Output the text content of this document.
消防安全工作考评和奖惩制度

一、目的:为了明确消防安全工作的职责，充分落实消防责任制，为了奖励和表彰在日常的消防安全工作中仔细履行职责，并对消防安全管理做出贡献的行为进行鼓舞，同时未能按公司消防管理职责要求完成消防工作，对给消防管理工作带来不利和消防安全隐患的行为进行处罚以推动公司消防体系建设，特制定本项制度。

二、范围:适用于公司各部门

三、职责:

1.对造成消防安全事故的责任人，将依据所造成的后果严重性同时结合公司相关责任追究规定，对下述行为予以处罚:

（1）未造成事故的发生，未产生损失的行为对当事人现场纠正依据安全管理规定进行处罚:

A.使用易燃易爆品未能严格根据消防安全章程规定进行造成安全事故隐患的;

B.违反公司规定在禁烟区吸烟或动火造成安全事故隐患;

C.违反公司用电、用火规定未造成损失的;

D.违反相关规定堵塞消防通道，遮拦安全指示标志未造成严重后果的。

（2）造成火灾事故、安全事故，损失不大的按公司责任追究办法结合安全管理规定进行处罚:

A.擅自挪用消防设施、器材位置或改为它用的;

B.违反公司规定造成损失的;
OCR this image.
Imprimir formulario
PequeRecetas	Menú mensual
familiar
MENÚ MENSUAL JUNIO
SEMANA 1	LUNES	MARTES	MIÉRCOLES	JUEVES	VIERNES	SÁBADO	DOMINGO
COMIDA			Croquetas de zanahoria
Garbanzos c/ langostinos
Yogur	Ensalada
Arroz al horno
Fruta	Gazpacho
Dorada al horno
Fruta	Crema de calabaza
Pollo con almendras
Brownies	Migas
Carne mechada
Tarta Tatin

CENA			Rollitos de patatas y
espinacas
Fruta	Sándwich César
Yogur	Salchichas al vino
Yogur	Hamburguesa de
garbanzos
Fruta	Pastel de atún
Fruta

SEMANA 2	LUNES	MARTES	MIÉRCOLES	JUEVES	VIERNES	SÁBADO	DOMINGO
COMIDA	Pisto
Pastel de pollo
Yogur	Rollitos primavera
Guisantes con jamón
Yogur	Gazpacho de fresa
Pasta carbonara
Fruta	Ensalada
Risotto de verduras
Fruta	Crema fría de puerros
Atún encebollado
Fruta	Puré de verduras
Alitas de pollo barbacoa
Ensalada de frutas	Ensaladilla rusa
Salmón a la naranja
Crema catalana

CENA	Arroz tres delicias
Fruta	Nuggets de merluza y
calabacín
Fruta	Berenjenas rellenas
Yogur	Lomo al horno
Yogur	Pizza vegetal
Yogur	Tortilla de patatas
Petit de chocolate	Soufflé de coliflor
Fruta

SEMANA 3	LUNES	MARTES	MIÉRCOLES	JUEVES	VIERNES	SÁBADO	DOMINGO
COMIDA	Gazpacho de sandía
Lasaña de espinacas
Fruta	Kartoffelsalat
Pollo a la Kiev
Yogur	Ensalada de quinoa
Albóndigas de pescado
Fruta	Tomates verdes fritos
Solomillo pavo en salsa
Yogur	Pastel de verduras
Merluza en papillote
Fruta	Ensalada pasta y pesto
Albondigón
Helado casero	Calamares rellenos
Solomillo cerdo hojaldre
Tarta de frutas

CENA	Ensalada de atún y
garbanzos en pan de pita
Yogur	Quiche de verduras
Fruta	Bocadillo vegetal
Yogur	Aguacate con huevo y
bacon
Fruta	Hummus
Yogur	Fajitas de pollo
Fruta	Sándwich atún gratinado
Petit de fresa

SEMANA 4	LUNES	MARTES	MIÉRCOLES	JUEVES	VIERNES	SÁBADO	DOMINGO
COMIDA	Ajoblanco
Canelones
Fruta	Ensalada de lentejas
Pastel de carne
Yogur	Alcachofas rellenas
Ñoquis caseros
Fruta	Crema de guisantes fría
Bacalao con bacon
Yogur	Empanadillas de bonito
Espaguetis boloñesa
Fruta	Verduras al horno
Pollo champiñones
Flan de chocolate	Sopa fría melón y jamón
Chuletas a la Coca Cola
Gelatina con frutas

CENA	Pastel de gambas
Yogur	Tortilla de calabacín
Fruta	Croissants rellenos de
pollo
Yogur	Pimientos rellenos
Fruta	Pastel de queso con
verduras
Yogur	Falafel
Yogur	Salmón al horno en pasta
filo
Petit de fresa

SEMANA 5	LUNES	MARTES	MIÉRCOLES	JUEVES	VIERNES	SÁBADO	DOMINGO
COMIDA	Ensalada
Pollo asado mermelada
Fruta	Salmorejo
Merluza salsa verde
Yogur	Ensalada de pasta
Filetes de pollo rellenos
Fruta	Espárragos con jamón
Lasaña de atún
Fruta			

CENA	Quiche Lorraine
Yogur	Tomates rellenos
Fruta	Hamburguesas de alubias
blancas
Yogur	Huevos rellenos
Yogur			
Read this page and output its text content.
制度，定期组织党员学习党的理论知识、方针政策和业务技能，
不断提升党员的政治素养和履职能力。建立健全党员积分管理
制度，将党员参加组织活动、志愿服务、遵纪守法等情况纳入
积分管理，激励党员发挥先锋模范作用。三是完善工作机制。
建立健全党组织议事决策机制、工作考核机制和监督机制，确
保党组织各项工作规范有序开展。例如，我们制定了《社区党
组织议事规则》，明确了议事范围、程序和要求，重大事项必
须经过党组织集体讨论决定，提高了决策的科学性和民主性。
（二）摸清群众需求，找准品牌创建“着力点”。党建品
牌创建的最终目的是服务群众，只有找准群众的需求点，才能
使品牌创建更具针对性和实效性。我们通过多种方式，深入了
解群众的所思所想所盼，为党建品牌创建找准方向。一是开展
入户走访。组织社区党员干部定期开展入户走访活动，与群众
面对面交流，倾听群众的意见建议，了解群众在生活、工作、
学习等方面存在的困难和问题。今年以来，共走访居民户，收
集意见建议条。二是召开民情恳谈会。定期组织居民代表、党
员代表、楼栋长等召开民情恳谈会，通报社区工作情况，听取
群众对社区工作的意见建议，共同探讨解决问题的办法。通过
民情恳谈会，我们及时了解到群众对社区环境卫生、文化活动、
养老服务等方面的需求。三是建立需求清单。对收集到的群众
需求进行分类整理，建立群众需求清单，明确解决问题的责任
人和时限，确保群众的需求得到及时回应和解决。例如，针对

|---|

- [Directions]:
Return each line where "Tomates" shows up.

- [Answer to the task]:
Fruta	Tomates verdes fritos
Yogur	Tomates rellenos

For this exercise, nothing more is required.